--- What is needed ---
Filter the lines below and copy out each one that contains the string "Vcom". Case counts, so uppercase and lowercase letters must match.

--- START OF Excerpted data ---

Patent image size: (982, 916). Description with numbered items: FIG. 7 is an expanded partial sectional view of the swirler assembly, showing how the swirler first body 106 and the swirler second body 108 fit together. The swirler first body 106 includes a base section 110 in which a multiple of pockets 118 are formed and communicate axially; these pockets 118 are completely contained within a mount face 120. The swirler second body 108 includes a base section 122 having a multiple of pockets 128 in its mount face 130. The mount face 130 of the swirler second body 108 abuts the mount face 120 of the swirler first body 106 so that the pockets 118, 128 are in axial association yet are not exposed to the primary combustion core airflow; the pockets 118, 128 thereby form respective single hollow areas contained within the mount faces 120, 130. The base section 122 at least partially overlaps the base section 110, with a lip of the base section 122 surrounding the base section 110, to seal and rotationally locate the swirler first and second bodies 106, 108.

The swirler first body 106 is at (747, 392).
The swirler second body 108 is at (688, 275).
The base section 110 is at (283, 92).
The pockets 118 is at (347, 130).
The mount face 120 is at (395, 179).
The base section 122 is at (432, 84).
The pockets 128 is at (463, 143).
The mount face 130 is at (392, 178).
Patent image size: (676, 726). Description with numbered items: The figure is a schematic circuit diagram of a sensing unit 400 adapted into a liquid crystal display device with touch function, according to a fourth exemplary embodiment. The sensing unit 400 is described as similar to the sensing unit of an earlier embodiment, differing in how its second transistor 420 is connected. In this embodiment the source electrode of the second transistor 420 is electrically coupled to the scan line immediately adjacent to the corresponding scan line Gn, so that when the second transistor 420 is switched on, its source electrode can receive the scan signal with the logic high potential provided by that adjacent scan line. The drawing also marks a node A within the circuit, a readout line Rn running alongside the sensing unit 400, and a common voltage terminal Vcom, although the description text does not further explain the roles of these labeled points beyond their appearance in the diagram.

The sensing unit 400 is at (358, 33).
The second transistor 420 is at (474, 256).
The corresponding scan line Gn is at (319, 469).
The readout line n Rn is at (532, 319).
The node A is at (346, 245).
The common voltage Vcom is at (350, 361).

--- END OF Excerpted data ---

--- Complete response ---
Patent image size: (676, 726). Description with numbered items: The figure is a schematic circuit diagram of a sensing unit 400 adapted into a liquid crystal display device with touch function, according to a fourth exemplary embodiment. The sensing unit 400 is described as similar to the sensing unit of an earlier embodiment, differing in how its second transistor 420 is connected. In this embodiment the source electrode of the second transistor 420 is electrically coupled to the scan line immediately adjacent to the corresponding scan line Gn, so that when the second transistor 420 is switched on, its source electrode can receive the scan signal with the logic high potential provided by that adjacent scan line. The drawing also marks a node A within the circuit, a readout line Rn running alongside the sensing unit 400, and a common voltage terminal Vcom, although the description text does not further explain the roles of these labeled points beyond their appearance in the diagram.
The common voltage Vcom is at (350, 361).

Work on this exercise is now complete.